▶ [Activity A]:
Rewrite the span of the litigation disclosure from "While the Company" to "results of operations.", substituting "material adverse effect" for "significant adverse effect".
▶ [Activity B]:
Extend the litigation disclosure with text that picks up after its final sentence.

▶ [Provided text]:
────────

In addition, also in May 2008, a similar action was filed in New York against HealthpointCapital, Scient’x and two former directors of Scient’x (who also serve on the Company’s board), in which Orthotec sought, among other things, to have the defendant’s bear responsibility for the $39 million in judgments that had been assessed against Eurosurgical. In July 2009, Orthotec voluntarily dismissed Scient’x from the action. In November 2009, the court dismissed Orthotec’s claims based on collateral estoppel, and Orthotec appealed this ruling. In March 2011, the state appeals court reversed the lower court’s decision to dismiss Orthotec’s claims. The New York matter then proceeded with discovery, and the defendants filed a motion for summary judgment in December 2012, which is currently being briefed by the parties. Additionally, the defendants filed a motion to dismiss one of the plaintiff’s claims based upon Orthotec’s spoliation of evidence, which motion was denied, and that denial is currently on appeal. Since March 2010 the Company has been indemnifying HealthpointCapital and the two former directors of Scient’x in connection with the New York matter.

While the Company intends to vigorously defend against these actions, and believes that the plaintiff’s allegations are without merit, the outcome of the litigations cannot be predicted at this time and any outcome in favor of Orthotec, regardless of who the defendant is, could have a significant adverse effect on the Company’s financial condition and results of operations.

On August 25, 2010, an alleged shareholder of the Company’s filed a derivative lawsuit in the Superior Court of California, San Diego County, purporting to assert claims on behalf of the Company against all of its directors and certain of its officers and HealthpointCapital. Following the filing of this complaint, similar complaints were filed in the same court and in the U.S. District Court for the Southern District of California against the same defendants containing similar allegations. The complaint filed in federal court was dismissed by the plaintiff without prejudice in July 2011. The state court complaints have been consolidated into a single action. The Company has been named as a nominal defendant in the consolidated action. Each complaint alleges that the Company’s directors and certain of its officers breached their fiduciary duties to the Company related to the Scient’x transaction, and by making allegedly false statements that led to unjust enrichment of HealthpointCapital and certain of the Company’s directors. The complaints seek unspecified monetary damages and an order directing the Company to adopt certain measures purportedly designed to improve its corporate governance and internal procedures. This consolidated lawsuit has been stayed by order of the court until May 10, 2013. The Company believes the claims are without merit and intends to vigorously defend itself against these complaints; however no assurances can be given as to the timing or outcome of this lawsuit.

────────

▶ [Given records]:

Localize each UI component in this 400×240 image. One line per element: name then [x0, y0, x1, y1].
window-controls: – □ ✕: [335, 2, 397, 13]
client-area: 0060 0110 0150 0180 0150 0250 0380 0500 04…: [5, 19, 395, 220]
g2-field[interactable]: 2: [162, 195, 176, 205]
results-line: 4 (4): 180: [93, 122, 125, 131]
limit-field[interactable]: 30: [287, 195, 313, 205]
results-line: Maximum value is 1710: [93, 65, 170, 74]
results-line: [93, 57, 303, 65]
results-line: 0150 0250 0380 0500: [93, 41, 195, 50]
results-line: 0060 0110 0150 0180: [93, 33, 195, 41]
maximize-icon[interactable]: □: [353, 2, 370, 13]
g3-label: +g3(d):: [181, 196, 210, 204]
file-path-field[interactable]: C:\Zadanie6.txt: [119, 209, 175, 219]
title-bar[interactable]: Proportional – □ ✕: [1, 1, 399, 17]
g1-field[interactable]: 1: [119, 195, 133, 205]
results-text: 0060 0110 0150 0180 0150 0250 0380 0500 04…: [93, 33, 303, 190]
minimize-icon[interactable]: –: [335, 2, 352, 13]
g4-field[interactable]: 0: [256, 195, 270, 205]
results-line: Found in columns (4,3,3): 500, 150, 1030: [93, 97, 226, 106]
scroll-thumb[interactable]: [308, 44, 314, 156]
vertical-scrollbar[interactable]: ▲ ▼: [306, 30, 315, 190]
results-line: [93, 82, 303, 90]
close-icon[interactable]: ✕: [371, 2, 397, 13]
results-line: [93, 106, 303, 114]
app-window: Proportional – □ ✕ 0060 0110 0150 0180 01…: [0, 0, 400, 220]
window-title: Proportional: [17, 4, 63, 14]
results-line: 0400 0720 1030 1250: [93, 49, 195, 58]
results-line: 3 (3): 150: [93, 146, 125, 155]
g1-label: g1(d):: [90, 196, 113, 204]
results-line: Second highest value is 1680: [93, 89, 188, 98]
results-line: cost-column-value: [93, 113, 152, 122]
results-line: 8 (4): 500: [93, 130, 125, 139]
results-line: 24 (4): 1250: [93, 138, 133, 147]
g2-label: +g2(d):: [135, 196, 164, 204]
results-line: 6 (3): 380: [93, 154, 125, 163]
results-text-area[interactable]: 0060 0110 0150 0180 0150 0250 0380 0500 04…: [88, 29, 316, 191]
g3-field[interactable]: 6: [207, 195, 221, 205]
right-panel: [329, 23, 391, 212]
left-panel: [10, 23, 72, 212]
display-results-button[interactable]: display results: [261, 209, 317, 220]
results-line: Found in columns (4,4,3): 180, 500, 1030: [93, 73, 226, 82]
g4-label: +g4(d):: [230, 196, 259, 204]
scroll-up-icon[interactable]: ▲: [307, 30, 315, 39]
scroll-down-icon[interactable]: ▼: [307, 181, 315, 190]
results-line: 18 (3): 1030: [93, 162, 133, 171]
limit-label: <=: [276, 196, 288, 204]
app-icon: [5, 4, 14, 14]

────────

▶ [Response area A]:
While the Company intends to vigorously defend against these actions, and believes that the plaintiff’s allegations are without merit, the outcome of the litigations cannot be predicted at this time and any outcome in favor of Orthotec, regardless of who the defendant is, could have a material adverse effect on the Company’s financial condition and results of operations.

▶ [Response area B]:
At December 31, 2012, the probable outcome of any of the aforementioned litigation matters cannot be determined nor can the Company estimate a range of potential loss. Accordingly, in accordance with the authoritative guidance on the evaluation of contingencies, the Company has not recorded an accrual related to these litigation matters. The Company is and may become involved in various other legal proceedings arising from its business activities. While management does not believe the ultimate disposition of these matters will have a material adverse impact on the Company’s consolidated results of operations, cash flows or financial position, litigation is inherently unpredictable, and depending on the nature and timing of these proceedings, an unfavorable resolution could materially affect the Company’s future consolidated results of operations, cash flows or financial position in a particular period.

Royalties

The Company has entered into various intellectual property agreements requiring the payment of royalties based on the sale of products that utilize such intellectual property. These royalties primarily relate to products sold by Alphatec Spine and are calculated either as a percentage of net sales or in one instance on a per-unit sold basis. Royalties are included on the accompanying consolidated statement of operations as a component of cost of revenues.